Goal: Tally the lines with the word "pour" and report the number alone.

Records to use:
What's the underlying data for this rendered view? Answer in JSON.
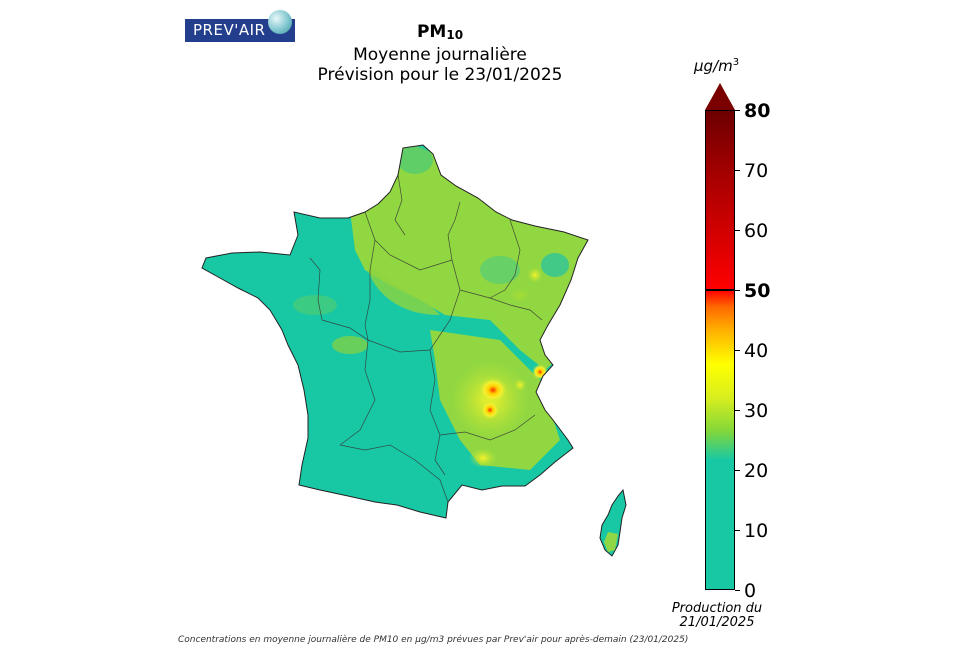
{
  "logo": {
    "text": "PREV'AIR"
  },
  "title": {
    "pollutant": "PM",
    "pollutant_sub": "10",
    "line1": "Moyenne journalière",
    "line2": "Prévision pour le 23/01/2025"
  },
  "colorbar": {
    "unit_base": "µg/m",
    "unit_exp": "3",
    "ticks": [
      "0",
      "10",
      "20",
      "30",
      "40",
      "50",
      "60",
      "70",
      "80"
    ],
    "min": 0,
    "max": 80,
    "highlighted": [
      "50",
      "80"
    ],
    "colors": {
      "low": "#18c8a5",
      "mid": "#82d73a",
      "moderate": "#ffff00",
      "high": "#ff6a00",
      "very_high": "#ff0000",
      "extreme": "#6d0000"
    }
  },
  "production": {
    "line1": "Production du",
    "line2": "21/01/2025"
  },
  "caption": "Concentrations en moyenne journalière de PM10 en µg/m3 prévues par Prev'air pour après-demain (23/01/2025)"
}
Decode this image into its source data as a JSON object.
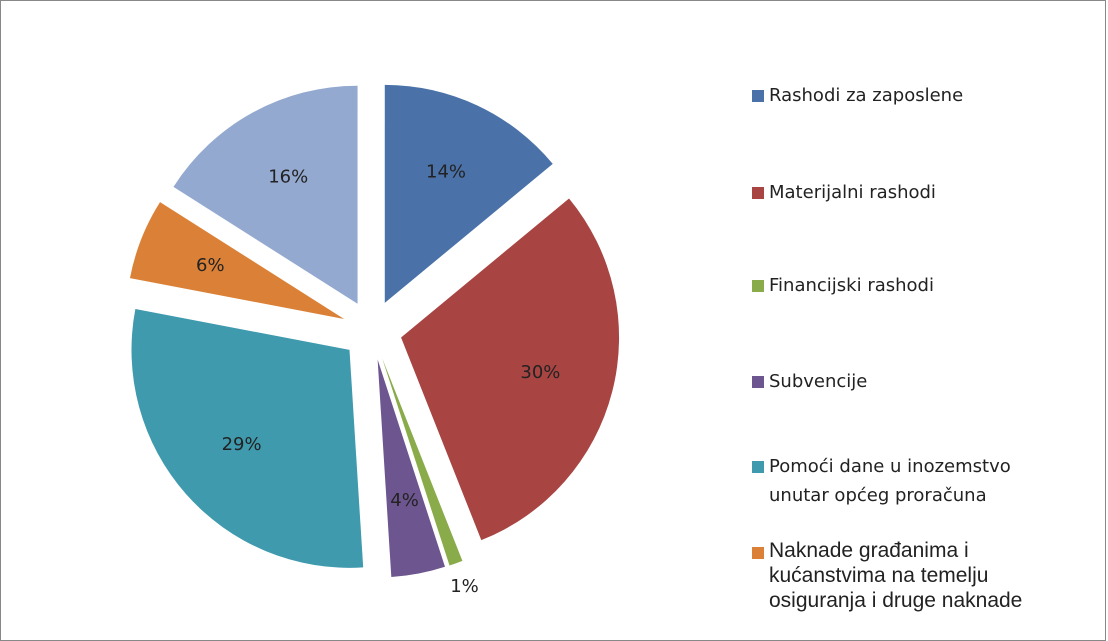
{
  "chart_data": {
    "type": "pie",
    "categories": [
      "Rashodi za zaposlene",
      "Materijalni rashodi",
      "Financijski rashodi",
      "Subvencije",
      "Pomoći dane u inozemstvo unutar općeg proračuna",
      "Naknade građanima i kućanstvima na temelju osiguranja i druge naknade",
      null
    ],
    "values": [
      14,
      30,
      1,
      4,
      29,
      6,
      16
    ],
    "value_labels": [
      "14%",
      "30%",
      "1%",
      "4%",
      "29%",
      "6%",
      "16%"
    ],
    "colors": [
      "#4a72a8",
      "#a84442",
      "#8aab4a",
      "#6d558f",
      "#3f9aae",
      "#da8137",
      "#93a9d0"
    ]
  }
}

Written response: 2